┏━━
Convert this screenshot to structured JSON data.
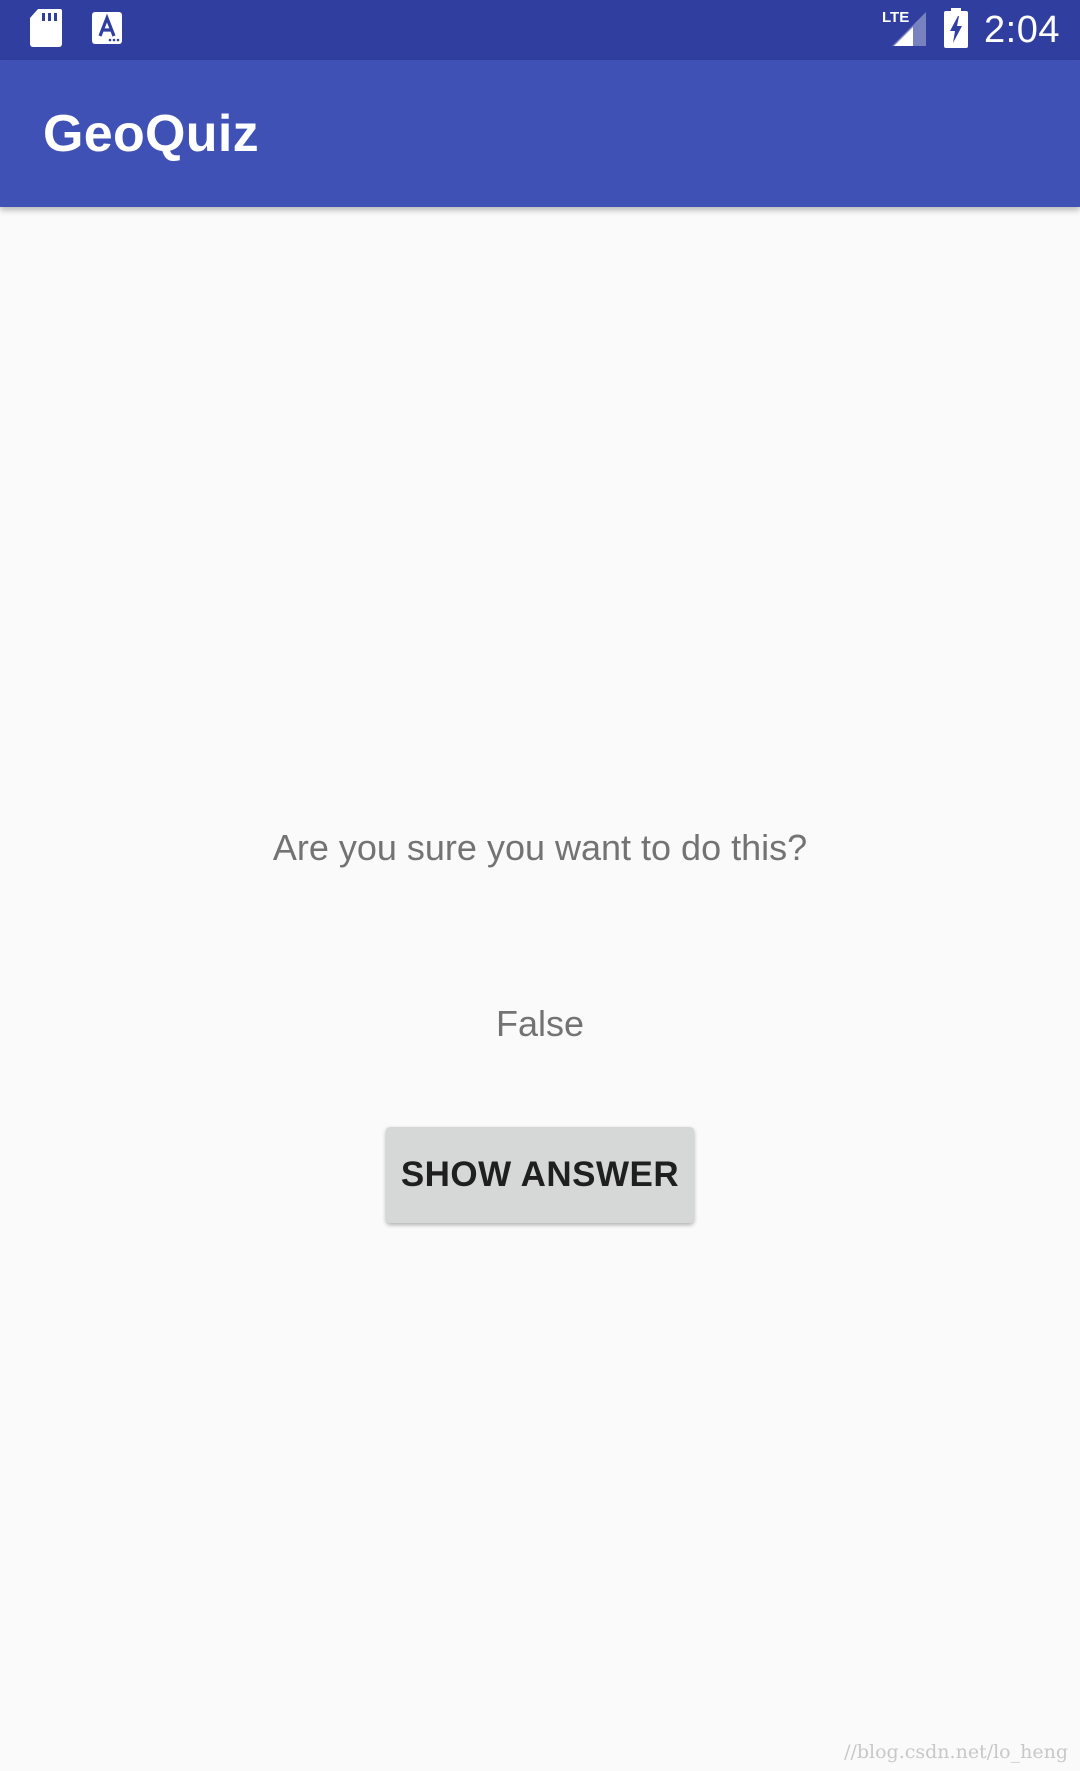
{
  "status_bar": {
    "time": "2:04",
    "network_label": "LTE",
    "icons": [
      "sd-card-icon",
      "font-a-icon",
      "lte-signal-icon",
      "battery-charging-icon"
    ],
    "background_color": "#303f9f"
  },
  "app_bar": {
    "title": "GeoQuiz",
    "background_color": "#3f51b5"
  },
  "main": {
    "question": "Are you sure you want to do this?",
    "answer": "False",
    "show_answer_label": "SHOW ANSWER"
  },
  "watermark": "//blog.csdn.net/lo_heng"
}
┗━━
* _Work to complete_: Pictures are excluded; repeat every record exactly.

* _Written reply_:
Convert this screenshot to structured JSON data.
{
  "status_bar": {
    "time": "2:04",
    "network_label": "LTE",
    "icons": [
      "sd-card-icon",
      "font-a-icon",
      "lte-signal-icon",
      "battery-charging-icon"
    ],
    "background_color": "#303f9f"
  },
  "app_bar": {
    "title": "GeoQuiz",
    "background_color": "#3f51b5"
  },
  "main": {
    "question": "Are you sure you want to do this?",
    "answer": "False",
    "show_answer_label": "SHOW ANSWER"
  },
  "watermark": "//blog.csdn.net/lo_heng"
}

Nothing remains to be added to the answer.